## Start

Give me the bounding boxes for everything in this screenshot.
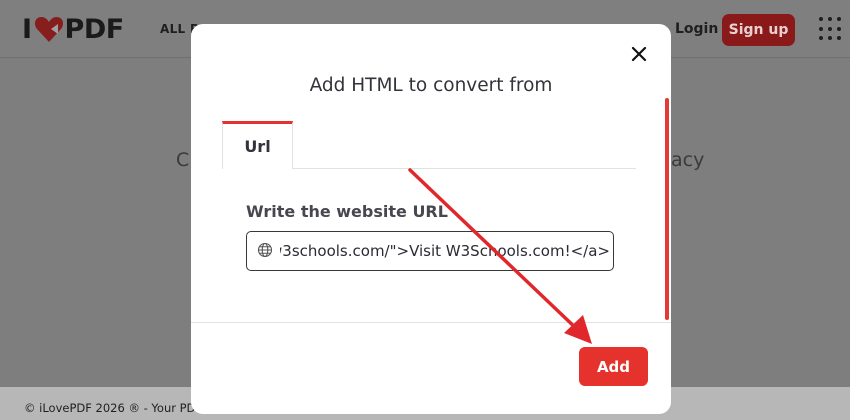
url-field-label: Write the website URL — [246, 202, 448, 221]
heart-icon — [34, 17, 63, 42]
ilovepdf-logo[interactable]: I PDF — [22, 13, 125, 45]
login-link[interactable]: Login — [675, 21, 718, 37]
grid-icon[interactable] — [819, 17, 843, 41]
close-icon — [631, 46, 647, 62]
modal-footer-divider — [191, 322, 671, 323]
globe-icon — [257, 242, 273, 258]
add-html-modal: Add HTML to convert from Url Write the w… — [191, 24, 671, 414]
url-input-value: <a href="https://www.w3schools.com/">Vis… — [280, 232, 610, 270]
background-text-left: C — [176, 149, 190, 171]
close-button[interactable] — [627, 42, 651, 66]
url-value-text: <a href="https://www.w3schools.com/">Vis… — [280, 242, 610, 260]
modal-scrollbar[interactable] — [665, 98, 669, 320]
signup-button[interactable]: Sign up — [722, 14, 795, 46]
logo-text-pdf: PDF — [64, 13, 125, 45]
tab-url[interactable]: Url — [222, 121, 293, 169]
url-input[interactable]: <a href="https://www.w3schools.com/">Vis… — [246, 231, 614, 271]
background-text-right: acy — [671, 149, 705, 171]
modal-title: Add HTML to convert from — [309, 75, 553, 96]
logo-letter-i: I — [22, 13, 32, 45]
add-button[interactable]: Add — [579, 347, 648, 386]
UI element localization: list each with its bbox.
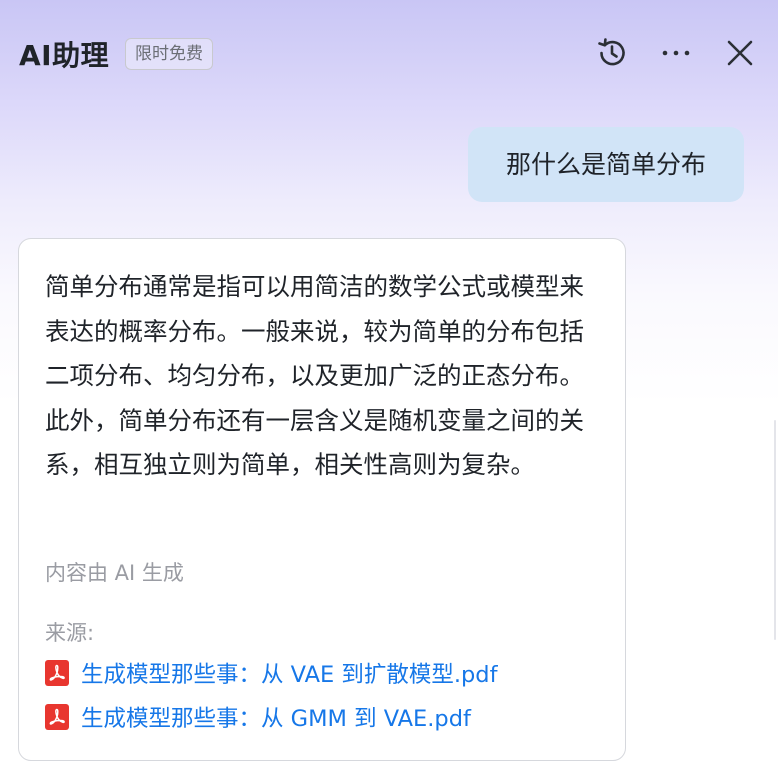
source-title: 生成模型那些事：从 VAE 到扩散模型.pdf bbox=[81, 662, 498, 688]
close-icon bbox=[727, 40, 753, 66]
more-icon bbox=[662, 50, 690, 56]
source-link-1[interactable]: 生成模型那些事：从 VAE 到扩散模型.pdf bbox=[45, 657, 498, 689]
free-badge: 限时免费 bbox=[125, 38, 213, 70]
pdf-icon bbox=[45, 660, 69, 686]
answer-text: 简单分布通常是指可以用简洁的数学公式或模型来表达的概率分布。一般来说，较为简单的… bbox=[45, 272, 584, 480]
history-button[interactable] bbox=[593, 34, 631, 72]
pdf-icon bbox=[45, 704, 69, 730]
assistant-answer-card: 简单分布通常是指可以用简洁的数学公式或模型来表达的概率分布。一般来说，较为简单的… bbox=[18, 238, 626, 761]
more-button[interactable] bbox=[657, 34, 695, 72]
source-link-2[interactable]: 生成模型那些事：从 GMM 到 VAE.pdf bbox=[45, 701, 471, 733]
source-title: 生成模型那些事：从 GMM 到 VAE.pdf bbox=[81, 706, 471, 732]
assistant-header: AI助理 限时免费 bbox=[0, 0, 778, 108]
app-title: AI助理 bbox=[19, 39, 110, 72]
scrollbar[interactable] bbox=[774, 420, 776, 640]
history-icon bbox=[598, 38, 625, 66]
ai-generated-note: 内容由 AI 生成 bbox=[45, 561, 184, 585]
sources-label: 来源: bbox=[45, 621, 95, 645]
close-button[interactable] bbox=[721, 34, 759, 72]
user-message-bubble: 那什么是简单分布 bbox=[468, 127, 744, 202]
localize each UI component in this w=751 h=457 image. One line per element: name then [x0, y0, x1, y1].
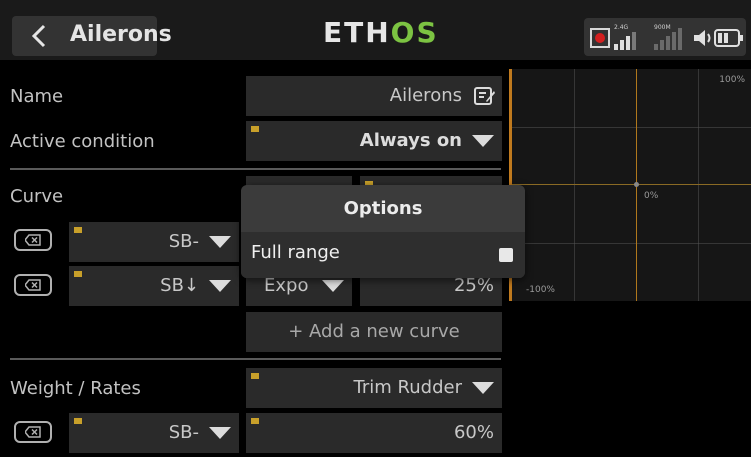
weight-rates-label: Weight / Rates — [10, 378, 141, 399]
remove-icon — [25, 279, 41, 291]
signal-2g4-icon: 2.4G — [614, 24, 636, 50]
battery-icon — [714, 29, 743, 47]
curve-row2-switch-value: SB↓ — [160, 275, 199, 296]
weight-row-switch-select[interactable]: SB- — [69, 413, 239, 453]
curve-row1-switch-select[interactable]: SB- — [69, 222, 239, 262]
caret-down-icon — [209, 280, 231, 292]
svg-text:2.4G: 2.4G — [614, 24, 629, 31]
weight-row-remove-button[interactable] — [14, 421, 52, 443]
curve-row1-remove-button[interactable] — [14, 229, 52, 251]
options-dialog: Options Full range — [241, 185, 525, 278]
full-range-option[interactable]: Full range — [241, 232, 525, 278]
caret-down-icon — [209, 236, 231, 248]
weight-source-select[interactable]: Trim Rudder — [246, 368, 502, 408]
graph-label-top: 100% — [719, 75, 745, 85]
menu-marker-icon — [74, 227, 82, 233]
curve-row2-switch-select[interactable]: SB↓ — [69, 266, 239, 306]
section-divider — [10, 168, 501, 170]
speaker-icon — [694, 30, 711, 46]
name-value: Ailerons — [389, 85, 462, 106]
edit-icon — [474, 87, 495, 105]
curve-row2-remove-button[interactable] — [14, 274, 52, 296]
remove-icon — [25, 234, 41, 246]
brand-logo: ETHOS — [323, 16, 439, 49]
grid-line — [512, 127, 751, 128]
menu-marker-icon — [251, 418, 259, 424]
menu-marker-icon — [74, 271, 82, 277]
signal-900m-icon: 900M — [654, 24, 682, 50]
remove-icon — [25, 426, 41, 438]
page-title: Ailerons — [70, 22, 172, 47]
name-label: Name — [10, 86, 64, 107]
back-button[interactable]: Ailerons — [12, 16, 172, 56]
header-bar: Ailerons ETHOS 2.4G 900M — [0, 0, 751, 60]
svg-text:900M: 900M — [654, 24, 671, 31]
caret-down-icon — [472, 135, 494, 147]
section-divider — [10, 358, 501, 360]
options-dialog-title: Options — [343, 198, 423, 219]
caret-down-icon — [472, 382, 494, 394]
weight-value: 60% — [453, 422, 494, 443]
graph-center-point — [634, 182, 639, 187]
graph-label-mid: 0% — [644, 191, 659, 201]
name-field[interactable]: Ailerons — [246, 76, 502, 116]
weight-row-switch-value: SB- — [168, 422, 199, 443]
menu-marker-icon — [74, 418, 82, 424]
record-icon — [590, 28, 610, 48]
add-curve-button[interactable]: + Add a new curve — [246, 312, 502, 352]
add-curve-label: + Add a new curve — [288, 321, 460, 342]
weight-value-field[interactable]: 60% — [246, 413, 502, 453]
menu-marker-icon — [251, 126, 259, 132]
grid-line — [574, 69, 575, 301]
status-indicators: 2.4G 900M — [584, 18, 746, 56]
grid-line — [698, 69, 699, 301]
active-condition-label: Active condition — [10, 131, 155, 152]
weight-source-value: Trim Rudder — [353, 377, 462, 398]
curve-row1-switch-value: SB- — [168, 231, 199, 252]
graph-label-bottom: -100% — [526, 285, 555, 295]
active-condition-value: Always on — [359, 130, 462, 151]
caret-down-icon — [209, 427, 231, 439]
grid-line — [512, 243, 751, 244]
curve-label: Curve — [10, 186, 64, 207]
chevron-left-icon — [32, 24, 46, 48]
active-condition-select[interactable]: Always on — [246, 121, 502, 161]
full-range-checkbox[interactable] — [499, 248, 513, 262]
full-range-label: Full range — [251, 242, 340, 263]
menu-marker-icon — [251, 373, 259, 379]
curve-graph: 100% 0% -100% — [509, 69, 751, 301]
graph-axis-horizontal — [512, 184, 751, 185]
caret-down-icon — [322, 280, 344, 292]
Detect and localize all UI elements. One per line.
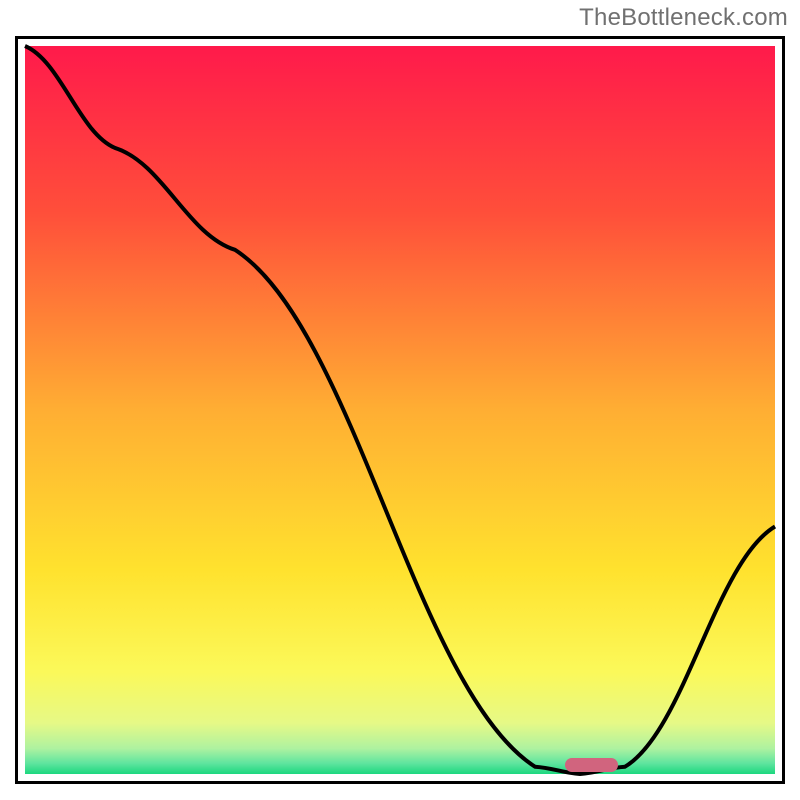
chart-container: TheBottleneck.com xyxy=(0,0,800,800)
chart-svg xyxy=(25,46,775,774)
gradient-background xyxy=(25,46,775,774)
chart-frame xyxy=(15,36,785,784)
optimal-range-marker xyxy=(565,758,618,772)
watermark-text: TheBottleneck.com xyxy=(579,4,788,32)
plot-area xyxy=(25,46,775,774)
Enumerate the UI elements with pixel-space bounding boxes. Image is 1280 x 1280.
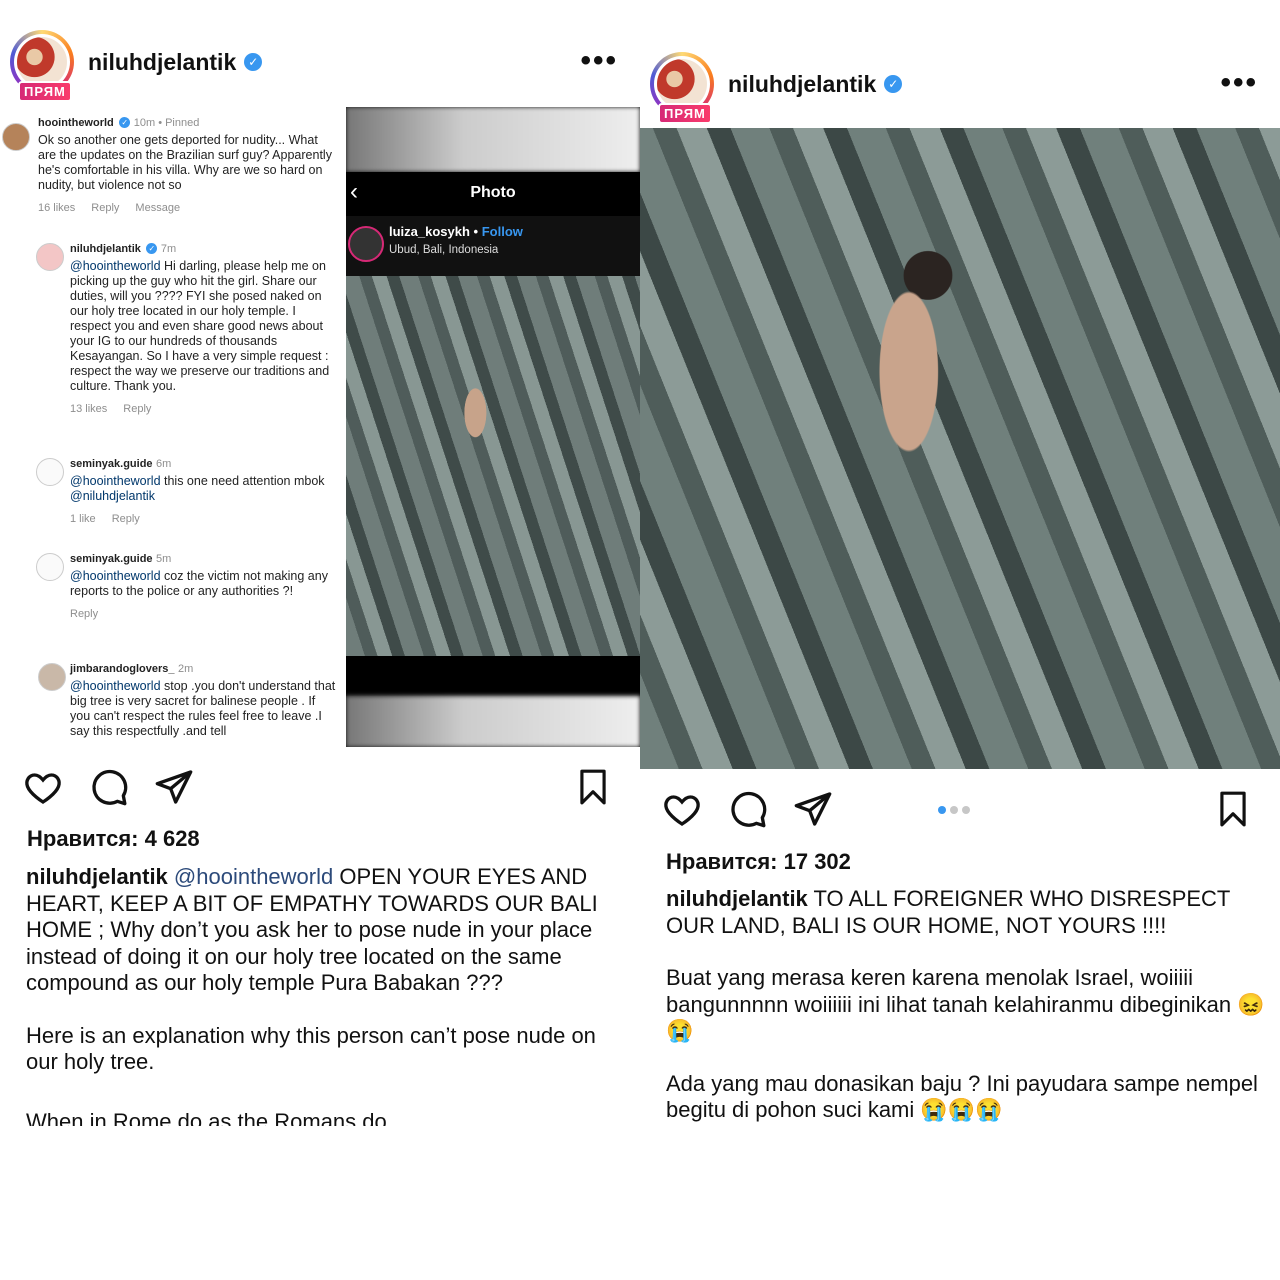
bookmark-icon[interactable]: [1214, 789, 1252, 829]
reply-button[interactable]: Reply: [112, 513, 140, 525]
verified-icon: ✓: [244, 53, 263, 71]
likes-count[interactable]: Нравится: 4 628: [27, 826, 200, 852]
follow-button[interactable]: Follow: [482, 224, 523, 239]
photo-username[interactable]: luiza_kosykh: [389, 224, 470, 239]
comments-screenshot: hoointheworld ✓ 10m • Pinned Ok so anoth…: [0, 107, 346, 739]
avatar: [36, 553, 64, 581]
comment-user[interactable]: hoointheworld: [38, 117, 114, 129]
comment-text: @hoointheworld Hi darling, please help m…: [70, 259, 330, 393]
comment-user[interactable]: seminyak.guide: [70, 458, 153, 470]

## End

-- Exercise --
Recast the lines of the records, from the line containing "weight-rates-label: Weight /" up to and including the line containing "name-field[interactable]: Ailerons —", as a Markdown table with the columns Row and Line. Number each row and omit any blank lines.

-- Reply --
| Row | Line |
|---|---|
| 1 | weight-rates-label: Weight / Rates — [10, 378, 141, 399] |
| 2 | remove-icon — [25, 279, 41, 291] |
| 3 | signal-2g4-icon: 2.4G — [614, 24, 636, 50] |
| 4 | battery-icon — [714, 29, 743, 47] |
| 5 | curve-row2-switch-value: SB↓ — [160, 275, 199, 296] |
| 6 | weight-row-switch-select[interactable]: SB- — [69, 413, 239, 453] |
| 7 | curve-row1-switch-select[interactable]: SB- — [69, 222, 239, 262] |
| 8 | caret-down-icon — [209, 280, 231, 292] |
| 9 | svg-text:2.4G: 2.4G — [614, 24, 629, 31] |
| 10 | weight-row-remove-button[interactable] — [14, 421, 52, 443] |
| 11 | curve-row1-remove-button[interactable] — [14, 229, 52, 251] |
| 12 | options-dialog: Options Full range — [241, 185, 525, 278] |
| 13 | full-range-option[interactable]: Full range — [241, 232, 525, 278] |
| 14 | caret-down-icon — [209, 236, 231, 248] |
| 15 | weight-source-select[interactable]: Trim Rudder — [246, 368, 502, 408] |
| 16 | graph-label-top: 100% — [719, 75, 745, 85] |
| 17 | menu-marker-icon — [74, 227, 82, 233] |
| 18 | curve-row2-switch-select[interactable]: SB↓ — [69, 266, 239, 306] |
| 19 | section-divider — [10, 168, 501, 170] |
| 20 | speaker-icon — [694, 30, 711, 46] |
| 21 | name-value: Ailerons — [389, 85, 462, 106] |
| 22 | edit-icon — [474, 87, 495, 105] |
| 23 | curve-row2-remove-button[interactable] — [14, 274, 52, 296] |
| 24 | remove-icon — [25, 234, 41, 246] |
| 25 | brand-logo: ETHOS — [323, 16, 439, 49] |
| 26 | grid-line — [512, 127, 751, 128] |
| 27 | menu-marker-icon — [251, 418, 259, 424] |
| 28 | menu-marker-icon — [74, 271, 82, 277] |
| 29 | signal-900m-icon: 900M — [654, 24, 682, 50] |
| 30 | remove-icon — [25, 426, 41, 438] |
| 31 | page-title: Ailerons — [70, 22, 172, 47] |
| 32 | name-label: Name — [10, 86, 64, 107] |
| 33 | back-button[interactable]: Ailerons — [12, 16, 172, 56] |
| 34 | header-bar: Ailerons ETHOS 2.4G 900M — [0, 0, 751, 60] |
| 35 | svg-text:900M: 900M — [654, 24, 671, 31] |
| 36 | caret-down-icon — [472, 135, 494, 147] |
| 37 | section-divider — [10, 358, 501, 360] |
| 38 | options-dialog-title: Options — [343, 198, 423, 219] |
| 39 | caret-down-icon — [472, 382, 494, 394] |
| 40 | weight-value: 60% — [453, 422, 494, 443] |
| 41 | graph-center-point — [634, 182, 639, 187] |
| 42 | graph-label-mid: 0% — [644, 191, 659, 201] |
| 43 | name-field[interactable]: Ailerons — [246, 76, 502, 116] |